===== SOURCE RECORDS =====

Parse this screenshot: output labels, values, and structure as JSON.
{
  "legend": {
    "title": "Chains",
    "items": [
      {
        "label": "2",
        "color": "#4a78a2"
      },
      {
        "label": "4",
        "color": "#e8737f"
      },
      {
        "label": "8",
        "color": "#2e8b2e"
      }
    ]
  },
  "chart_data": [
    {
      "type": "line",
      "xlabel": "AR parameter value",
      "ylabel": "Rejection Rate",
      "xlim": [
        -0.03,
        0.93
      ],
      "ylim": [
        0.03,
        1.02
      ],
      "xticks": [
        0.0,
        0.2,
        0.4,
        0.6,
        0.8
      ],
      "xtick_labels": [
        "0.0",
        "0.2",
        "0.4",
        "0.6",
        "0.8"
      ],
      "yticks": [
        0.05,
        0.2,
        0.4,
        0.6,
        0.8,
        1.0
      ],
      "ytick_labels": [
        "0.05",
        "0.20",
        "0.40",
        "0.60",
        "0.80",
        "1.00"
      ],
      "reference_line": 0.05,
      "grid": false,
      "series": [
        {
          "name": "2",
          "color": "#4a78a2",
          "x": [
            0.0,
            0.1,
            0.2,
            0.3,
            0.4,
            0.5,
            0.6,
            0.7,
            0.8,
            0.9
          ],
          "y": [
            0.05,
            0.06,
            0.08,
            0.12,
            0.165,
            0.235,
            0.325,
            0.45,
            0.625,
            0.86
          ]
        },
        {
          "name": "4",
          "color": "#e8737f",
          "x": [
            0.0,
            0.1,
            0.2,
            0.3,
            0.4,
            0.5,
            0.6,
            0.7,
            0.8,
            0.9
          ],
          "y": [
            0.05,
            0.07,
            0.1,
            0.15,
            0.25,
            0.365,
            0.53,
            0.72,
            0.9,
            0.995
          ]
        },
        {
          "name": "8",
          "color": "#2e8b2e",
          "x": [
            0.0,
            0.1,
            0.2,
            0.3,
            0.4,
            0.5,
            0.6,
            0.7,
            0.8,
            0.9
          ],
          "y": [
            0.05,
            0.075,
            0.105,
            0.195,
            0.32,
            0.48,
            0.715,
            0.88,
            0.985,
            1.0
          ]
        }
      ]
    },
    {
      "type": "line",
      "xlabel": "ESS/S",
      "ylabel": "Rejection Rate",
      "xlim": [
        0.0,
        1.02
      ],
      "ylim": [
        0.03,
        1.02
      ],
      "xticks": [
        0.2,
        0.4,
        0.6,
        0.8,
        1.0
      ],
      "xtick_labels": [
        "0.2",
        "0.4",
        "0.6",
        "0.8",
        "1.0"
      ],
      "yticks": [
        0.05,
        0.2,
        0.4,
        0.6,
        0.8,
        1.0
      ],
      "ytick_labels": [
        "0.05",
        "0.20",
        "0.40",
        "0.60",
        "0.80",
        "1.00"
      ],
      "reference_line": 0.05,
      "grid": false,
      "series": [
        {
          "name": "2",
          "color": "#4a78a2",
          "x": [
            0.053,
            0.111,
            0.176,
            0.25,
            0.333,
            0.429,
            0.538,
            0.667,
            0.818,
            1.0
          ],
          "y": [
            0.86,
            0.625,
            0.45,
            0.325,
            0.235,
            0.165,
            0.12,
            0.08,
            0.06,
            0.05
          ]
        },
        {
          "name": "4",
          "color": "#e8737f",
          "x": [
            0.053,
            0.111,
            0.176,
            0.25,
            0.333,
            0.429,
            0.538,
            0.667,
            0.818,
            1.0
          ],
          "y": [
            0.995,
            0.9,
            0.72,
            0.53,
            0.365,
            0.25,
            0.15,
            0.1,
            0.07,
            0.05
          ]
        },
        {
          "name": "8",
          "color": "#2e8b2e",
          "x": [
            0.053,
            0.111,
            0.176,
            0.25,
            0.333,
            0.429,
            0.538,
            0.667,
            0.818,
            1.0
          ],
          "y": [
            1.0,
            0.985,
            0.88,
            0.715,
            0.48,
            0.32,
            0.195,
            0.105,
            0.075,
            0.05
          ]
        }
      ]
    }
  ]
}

=====

Please restate the data word for word, every record included.

**REPLY TO THE TASK:**
Parse this screenshot: output labels, values, and structure as JSON.
{
  "legend": {
    "title": "Chains",
    "items": [
      {
        "label": "2",
        "color": "#4a78a2"
      },
      {
        "label": "4",
        "color": "#e8737f"
      },
      {
        "label": "8",
        "color": "#2e8b2e"
      }
    ]
  },
  "chart_data": [
    {
      "type": "line",
      "xlabel": "AR parameter value",
      "ylabel": "Rejection Rate",
      "xlim": [
        -0.03,
        0.93
      ],
      "ylim": [
        0.03,
        1.02
      ],
      "xticks": [
        0.0,
        0.2,
        0.4,
        0.6,
        0.8
      ],
      "xtick_labels": [
        "0.0",
        "0.2",
        "0.4",
        "0.6",
        "0.8"
      ],
      "yticks": [
        0.05,
        0.2,
        0.4,
        0.6,
        0.8,
        1.0
      ],
      "ytick_labels": [
        "0.05",
        "0.20",
        "0.40",
        "0.60",
        "0.80",
        "1.00"
      ],
      "reference_line": 0.05,
      "grid": false,
      "series": [
        {
          "name": "2",
          "color": "#4a78a2",
          "x": [
            0.0,
            0.1,
            0.2,
            0.3,
            0.4,
            0.5,
            0.6,
            0.7,
            0.8,
            0.9
          ],
          "y": [
            0.05,
            0.06,
            0.08,
            0.12,
            0.165,
            0.235,
            0.325,
            0.45,
            0.625,
            0.86
          ]
        },
        {
          "name": "4",
          "color": "#e8737f",
          "x": [
            0.0,
            0.1,
            0.2,
            0.3,
            0.4,
            0.5,
            0.6,
            0.7,
            0.8,
            0.9
          ],
          "y": [
            0.05,
            0.07,
            0.1,
            0.15,
            0.25,
            0.365,
            0.53,
            0.72,
            0.9,
            0.995
          ]
        },
        {
          "name": "8",
          "color": "#2e8b2e",
          "x": [
            0.0,
            0.1,
            0.2,
            0.3,
            0.4,
            0.5,
            0.6,
            0.7,
            0.8,
            0.9
          ],
          "y": [
            0.05,
            0.075,
            0.105,
            0.195,
            0.32,
            0.48,
            0.715,
            0.88,
            0.985,
            1.0
          ]
        }
      ]
    },
    {
      "type": "line",
      "xlabel": "ESS/S",
      "ylabel": "Rejection Rate",
      "xlim": [
        0.0,
        1.02
      ],
      "ylim": [
        0.03,
        1.02
      ],
      "xticks": [
        0.2,
        0.4,
        0.6,
        0.8,
        1.0
      ],
      "xtick_labels": [
        "0.2",
        "0.4",
        "0.6",
        "0.8",
        "1.0"
      ],
      "yticks": [
        0.05,
        0.2,
        0.4,
        0.6,
        0.8,
        1.0
      ],
      "ytick_labels": [
        "0.05",
        "0.20",
        "0.40",
        "0.60",
        "0.80",
        "1.00"
      ],
      "reference_line": 0.05,
      "grid": false,
      "series": [
        {
          "name": "2",
          "color": "#4a78a2",
          "x": [
            0.053,
            0.111,
            0.176,
            0.25,
            0.333,
            0.429,
            0.538,
            0.667,
            0.818,
            1.0
          ],
          "y": [
            0.86,
            0.625,
            0.45,
            0.325,
            0.235,
            0.165,
            0.12,
            0.08,
            0.06,
            0.05
          ]
        },
        {
          "name": "4",
          "color": "#e8737f",
          "x": [
            0.053,
            0.111,
            0.176,
            0.25,
            0.333,
            0.429,
            0.538,
            0.667,
            0.818,
            1.0
          ],
          "y": [
            0.995,
            0.9,
            0.72,
            0.53,
            0.365,
            0.25,
            0.15,
            0.1,
            0.07,
            0.05
          ]
        },
        {
          "name": "8",
          "color": "#2e8b2e",
          "x": [
            0.053,
            0.111,
            0.176,
            0.25,
            0.333,
            0.429,
            0.538,
            0.667,
            0.818,
            1.0
          ],
          "y": [
            1.0,
            0.985,
            0.88,
            0.715,
            0.48,
            0.32,
            0.195,
            0.105,
            0.075,
            0.05
          ]
        }
      ]
    }
  ]
}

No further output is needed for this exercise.